**Written instruction:** Below are records. Copy every line with "שמות" in it.

:: Input material

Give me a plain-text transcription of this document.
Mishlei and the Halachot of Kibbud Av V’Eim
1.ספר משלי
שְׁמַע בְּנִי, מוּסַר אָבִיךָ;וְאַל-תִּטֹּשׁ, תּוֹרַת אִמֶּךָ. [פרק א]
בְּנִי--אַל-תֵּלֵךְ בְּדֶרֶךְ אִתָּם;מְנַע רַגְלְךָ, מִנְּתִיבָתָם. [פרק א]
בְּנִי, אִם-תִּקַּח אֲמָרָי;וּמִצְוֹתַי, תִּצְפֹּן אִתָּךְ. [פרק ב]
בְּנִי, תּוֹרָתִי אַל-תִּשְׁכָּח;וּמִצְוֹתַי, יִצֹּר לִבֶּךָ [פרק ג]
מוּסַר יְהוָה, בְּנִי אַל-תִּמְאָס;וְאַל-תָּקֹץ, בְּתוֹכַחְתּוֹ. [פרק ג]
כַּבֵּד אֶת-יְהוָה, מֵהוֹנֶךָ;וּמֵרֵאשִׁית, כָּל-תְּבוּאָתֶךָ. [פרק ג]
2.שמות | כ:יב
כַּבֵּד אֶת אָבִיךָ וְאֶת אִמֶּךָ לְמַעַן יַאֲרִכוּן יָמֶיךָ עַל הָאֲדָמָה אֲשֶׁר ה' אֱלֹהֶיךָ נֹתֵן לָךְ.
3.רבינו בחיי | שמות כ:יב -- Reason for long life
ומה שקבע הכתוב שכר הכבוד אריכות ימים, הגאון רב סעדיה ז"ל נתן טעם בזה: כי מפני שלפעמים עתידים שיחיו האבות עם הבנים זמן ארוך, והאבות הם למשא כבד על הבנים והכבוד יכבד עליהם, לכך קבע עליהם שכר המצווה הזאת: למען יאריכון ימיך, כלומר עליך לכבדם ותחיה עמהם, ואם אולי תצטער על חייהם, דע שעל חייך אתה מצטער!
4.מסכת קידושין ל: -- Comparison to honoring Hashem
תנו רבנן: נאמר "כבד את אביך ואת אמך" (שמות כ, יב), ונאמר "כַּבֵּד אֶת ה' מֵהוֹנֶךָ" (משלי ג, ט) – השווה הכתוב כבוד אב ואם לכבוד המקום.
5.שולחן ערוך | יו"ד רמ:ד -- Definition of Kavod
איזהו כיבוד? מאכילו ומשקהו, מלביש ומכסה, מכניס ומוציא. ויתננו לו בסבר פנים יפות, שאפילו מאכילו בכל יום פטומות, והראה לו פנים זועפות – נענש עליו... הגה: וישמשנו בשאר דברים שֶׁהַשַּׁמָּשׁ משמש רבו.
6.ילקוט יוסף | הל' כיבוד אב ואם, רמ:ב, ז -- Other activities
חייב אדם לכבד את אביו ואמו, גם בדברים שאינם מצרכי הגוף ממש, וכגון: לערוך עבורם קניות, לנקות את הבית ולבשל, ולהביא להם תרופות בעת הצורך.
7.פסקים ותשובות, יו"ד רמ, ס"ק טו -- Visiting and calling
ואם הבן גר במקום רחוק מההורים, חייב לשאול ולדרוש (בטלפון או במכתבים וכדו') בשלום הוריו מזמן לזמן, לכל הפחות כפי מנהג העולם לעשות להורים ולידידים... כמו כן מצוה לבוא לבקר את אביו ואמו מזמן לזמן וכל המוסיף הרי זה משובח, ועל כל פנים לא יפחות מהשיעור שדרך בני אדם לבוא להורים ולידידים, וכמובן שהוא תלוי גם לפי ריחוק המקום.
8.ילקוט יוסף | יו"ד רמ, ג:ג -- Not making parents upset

::::

**Expected answer:**
2.שמות | כ:יב
3.רבינו בחיי | שמות כ:יב -- Reason for long life
תנו רבנן: נאמר "כבד את אביך ואת אמך" (שמות כ, יב), ונאמר "כַּבֵּד אֶת ה' מֵהוֹנֶךָ" (משלי ג, ט) – השווה הכתוב כבוד אב ואם לכבוד המקום.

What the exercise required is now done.